Passage choisi:
%%

Librairie Hachette (p. 369-381).

CHAPITRE XXVI


Grande médecine contre l’incendie. — Cérémonie compliquée. — Mendicité de Kassonngo. — Conduite révoltante des gens d’Alvez. — Sans pitié pour le faible, rampants devant le fort. — Générosité de Djoumah Méricani. — La rivière du Diable. — Arbres étrangers. — Mes gens prennent du pommbé pour de l’eau. — Marais et fondrières. — Fourmilières gigantesques. — Monarque redouté de son peuple. — Présent bien accueilli. — Effroi d’un chef. — Tactique d’Alvez. — Un nouvel arrivant. — Détresse. — Je me décide à partir seul. — Résultat de la fermeté.


Avant de consentir à se mettre en route, Alvez avait déclaré qu’il fallait se préserver de l’incendie par une grande médecine, le feu étant fort à craindre dans la saison sèche où l’on se trouvait alors ; nous étions payés pour le savoir.

Malgré sa qualité de chrétien, le chef de notre caravane paraissait croire fermement à l’incantation, et avait engagé à Bihé un féticheur pour toute la durée du voyage. Les services divinatoires et magiques de cet individu étaient payés le même prix que ceux d’un porteur, mais avec adjonction d’un casuel. C’était ce magicien qui devait nous prémunir contre le feu.

La cérémonie commença un peu avant la chute du jour, et se fit aussi près que possible de l’endroit où l’incendie avait éclaté. J’avais beaucoup ri d’abord en entendant Alvez donner l’ordre d’acheter la chèvre la moins chère qu’on pût trouver : cet animal était nécessaire à l’accomplissement des rites.

Au moment donc où le soleil allait se coucher, le féticheur et son acolyte arrivèrent avec tous les éléments de l’incantation, qui comprenait la susdite chèvre, une poule, un grand vase rempli d’eau, un panier contenant de l’argile, une balle faite avec des lambeaux d’écorce, de la boue et de la fiente, une sébile, des racines, des fragments de ramilles, une branche dépouillée de feuilles, une houe, des couteaux, une hache, de la terre de pipe, enfin une auge d’écorce au milieu de laquelle était fixé un bâton posé transversalement.

L’acolyte, un jeune garçon décoré de trois lignes blanches, — la première descendait du front au bout du nez, la seconde traversait la lèvre supérieure, la troisième était au milieu de la poitrine, — l’acolyte alla s’asseoir sur l’auge, en face du midi ; le féticheur s’assit de l’autre côté, et, lui tournant le dos, eut la figure au nord.

%%

Description du problème:
D'après le passage choisi, quel animal Alvez fait-il acheter pour la cérémonie contre l'incendie ? Appuyez-vous uniquement sur le passage choisi.

Données brutes:
%%

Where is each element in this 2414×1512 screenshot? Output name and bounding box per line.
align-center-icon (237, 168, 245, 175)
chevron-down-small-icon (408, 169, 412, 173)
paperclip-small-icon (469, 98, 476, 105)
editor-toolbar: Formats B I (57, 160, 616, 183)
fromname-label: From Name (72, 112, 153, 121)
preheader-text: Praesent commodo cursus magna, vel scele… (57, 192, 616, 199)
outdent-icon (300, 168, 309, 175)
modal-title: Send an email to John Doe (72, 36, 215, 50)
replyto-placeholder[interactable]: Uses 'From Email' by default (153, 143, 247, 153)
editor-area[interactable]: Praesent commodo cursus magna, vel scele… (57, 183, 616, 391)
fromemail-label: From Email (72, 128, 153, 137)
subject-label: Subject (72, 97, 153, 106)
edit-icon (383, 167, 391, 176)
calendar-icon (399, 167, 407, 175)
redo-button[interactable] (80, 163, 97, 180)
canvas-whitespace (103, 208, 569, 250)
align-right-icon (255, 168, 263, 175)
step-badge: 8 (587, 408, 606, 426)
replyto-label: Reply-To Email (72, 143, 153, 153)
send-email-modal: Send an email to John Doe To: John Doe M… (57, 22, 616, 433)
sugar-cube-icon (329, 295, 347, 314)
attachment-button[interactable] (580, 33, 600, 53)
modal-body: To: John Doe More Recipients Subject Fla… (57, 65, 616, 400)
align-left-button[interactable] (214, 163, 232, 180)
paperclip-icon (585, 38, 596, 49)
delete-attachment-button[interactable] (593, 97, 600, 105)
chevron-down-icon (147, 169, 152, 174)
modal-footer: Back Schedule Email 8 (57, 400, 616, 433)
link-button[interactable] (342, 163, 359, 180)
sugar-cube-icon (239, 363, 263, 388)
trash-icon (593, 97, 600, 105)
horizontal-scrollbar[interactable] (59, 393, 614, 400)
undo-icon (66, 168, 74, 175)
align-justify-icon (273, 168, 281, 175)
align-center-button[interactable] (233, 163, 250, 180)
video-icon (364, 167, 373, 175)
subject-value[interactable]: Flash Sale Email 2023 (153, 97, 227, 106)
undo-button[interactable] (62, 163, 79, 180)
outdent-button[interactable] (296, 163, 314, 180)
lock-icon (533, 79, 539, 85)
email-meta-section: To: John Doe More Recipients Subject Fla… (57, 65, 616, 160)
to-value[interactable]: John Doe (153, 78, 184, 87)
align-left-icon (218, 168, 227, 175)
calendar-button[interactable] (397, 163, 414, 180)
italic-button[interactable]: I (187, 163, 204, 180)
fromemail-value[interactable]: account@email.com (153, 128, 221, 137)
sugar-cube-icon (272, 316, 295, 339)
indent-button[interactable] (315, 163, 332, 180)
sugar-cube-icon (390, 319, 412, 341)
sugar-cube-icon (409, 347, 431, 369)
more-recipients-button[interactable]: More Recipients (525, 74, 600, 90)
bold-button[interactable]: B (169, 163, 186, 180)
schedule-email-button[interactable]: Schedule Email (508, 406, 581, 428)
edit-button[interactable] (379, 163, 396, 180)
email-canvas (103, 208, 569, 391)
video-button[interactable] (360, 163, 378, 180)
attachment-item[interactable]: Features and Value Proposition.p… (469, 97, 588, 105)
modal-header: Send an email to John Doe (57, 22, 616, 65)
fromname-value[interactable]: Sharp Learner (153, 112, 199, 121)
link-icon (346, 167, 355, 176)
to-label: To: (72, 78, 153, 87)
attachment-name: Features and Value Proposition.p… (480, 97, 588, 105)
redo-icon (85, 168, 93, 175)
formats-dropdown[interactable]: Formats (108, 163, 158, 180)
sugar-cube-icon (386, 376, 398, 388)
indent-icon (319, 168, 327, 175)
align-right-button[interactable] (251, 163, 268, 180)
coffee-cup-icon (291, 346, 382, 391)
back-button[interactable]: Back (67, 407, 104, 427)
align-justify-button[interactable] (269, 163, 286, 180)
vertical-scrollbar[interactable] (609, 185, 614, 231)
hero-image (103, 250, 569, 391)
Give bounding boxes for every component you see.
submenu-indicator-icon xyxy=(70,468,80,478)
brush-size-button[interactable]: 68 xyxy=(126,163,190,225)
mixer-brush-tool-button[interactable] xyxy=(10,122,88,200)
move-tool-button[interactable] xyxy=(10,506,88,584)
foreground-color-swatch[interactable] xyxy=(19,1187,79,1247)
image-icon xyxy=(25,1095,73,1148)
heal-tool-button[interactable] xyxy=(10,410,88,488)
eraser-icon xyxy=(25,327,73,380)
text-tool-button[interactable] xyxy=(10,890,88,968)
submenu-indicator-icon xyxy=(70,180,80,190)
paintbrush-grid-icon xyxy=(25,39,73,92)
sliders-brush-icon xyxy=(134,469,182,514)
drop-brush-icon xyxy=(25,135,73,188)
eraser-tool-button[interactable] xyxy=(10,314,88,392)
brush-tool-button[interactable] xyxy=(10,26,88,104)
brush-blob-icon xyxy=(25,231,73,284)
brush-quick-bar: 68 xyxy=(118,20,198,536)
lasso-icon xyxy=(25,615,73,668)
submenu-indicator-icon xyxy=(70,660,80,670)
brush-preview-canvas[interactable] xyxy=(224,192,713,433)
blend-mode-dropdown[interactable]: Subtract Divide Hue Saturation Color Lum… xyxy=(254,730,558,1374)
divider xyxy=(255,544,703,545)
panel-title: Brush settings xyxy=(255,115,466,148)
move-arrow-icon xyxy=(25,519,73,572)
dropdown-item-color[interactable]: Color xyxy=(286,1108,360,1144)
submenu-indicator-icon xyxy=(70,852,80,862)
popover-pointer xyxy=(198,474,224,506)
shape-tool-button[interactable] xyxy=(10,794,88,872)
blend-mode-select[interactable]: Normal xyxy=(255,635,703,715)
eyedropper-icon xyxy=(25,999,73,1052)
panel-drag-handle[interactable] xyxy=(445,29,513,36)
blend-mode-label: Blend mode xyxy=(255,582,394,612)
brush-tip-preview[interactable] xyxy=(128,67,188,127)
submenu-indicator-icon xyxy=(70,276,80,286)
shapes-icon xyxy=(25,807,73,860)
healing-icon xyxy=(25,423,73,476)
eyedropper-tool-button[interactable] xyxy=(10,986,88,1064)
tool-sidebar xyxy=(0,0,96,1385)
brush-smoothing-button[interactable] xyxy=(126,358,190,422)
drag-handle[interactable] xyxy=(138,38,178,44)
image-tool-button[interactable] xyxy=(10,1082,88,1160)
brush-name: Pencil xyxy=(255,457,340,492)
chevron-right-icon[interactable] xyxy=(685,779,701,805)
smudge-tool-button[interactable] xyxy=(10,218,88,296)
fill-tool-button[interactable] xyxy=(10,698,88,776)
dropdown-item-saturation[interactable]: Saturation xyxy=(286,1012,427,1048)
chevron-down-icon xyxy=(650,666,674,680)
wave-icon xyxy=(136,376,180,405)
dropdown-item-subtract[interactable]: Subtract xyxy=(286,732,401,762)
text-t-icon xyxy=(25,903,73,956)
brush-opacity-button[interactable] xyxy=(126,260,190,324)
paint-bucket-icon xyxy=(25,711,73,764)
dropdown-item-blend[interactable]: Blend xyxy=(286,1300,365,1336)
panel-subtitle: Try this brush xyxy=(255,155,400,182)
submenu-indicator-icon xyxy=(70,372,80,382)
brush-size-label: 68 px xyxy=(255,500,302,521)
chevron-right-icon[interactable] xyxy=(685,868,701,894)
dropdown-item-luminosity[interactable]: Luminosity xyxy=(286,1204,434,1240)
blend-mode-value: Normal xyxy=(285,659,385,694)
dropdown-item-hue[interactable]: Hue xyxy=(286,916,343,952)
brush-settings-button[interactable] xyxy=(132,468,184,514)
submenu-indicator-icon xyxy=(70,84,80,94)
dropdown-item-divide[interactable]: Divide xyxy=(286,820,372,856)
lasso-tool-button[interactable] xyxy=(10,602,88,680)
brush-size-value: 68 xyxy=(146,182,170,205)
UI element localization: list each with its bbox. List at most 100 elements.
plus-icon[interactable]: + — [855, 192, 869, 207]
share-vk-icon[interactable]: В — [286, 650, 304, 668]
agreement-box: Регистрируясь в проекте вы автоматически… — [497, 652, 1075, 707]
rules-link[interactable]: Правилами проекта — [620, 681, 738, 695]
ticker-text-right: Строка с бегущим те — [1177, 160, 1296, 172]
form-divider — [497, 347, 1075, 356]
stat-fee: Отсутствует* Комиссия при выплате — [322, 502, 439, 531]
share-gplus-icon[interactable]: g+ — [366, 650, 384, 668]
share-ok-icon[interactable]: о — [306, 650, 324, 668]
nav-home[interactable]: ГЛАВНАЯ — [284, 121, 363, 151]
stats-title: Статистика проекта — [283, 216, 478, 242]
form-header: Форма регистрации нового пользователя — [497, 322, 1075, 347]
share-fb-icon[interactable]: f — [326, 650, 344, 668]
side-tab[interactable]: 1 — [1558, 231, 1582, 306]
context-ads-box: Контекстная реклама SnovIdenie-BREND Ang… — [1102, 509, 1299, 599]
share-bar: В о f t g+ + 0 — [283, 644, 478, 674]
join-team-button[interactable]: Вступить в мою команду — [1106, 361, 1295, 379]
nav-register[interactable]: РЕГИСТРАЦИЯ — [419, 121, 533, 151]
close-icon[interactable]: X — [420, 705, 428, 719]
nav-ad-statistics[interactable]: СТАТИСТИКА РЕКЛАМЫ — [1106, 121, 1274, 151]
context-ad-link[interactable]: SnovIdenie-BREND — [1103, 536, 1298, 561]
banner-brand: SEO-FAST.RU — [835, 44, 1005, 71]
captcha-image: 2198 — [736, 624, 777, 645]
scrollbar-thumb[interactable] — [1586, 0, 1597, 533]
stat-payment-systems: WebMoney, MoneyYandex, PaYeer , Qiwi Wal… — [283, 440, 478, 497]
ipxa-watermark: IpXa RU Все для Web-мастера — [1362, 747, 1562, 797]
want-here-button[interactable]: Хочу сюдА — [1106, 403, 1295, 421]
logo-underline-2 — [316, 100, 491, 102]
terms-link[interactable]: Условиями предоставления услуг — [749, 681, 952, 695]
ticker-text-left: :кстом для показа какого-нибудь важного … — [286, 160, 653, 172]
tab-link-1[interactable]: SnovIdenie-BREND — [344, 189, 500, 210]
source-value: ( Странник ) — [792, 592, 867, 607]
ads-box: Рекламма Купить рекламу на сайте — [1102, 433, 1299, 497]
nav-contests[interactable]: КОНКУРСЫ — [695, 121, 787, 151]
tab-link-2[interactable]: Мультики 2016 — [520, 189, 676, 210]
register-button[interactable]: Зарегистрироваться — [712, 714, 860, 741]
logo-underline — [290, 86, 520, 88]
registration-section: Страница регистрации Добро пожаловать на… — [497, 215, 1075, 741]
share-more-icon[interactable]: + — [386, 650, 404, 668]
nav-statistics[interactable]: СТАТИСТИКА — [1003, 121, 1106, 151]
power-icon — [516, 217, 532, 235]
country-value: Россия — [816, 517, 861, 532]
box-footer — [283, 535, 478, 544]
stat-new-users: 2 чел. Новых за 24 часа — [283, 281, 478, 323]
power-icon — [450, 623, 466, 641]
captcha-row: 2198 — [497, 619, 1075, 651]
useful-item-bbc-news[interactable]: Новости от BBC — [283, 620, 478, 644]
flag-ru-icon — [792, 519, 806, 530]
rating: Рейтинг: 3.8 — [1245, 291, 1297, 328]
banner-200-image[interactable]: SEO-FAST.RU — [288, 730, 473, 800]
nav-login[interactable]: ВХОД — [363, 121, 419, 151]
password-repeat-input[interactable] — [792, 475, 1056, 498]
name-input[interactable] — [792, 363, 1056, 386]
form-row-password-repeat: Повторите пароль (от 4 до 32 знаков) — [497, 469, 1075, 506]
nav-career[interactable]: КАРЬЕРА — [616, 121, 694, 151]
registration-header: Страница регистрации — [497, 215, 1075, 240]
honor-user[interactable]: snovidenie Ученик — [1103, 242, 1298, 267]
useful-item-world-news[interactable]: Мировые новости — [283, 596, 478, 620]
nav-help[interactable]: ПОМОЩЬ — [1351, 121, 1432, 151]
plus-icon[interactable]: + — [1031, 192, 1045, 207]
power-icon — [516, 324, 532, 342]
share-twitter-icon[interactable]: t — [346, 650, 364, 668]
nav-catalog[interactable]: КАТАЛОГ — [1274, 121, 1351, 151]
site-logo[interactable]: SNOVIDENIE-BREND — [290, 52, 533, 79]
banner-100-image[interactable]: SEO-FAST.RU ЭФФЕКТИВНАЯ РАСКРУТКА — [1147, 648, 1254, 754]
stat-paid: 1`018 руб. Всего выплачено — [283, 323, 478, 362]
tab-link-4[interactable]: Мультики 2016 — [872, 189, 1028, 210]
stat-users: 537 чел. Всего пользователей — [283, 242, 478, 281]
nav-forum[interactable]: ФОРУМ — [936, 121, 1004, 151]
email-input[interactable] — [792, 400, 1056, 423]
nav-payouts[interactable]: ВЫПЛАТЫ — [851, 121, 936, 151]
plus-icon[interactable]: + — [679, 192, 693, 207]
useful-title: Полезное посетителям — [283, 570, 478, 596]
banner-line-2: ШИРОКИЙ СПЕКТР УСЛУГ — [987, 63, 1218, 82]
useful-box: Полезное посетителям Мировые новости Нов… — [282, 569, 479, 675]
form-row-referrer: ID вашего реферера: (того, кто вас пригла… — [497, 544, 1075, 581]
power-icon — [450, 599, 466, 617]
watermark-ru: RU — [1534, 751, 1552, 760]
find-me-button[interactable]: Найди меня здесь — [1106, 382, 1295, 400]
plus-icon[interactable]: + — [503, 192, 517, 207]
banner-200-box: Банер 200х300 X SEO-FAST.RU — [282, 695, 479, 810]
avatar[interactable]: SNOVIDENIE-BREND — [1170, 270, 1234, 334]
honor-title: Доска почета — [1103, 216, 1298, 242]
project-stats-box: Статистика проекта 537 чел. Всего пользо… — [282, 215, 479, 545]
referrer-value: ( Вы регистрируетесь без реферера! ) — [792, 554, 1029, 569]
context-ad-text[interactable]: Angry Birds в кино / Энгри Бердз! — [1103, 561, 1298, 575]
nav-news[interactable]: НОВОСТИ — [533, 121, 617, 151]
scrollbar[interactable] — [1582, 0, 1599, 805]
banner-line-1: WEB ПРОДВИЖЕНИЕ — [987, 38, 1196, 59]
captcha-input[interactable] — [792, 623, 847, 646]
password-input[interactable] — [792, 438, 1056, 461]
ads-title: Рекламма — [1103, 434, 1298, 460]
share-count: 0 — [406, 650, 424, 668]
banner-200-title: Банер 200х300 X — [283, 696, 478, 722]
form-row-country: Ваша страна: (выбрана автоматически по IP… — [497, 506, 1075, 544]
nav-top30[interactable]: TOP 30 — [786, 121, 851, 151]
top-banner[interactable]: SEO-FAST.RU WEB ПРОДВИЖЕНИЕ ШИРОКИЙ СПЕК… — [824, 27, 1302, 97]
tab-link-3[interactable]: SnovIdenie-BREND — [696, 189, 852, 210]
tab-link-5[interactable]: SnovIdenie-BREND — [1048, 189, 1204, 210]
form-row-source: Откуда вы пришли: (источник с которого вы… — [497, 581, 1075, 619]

%%

Réponse finale:
La chèvre la moins chère qu'on pût trouver.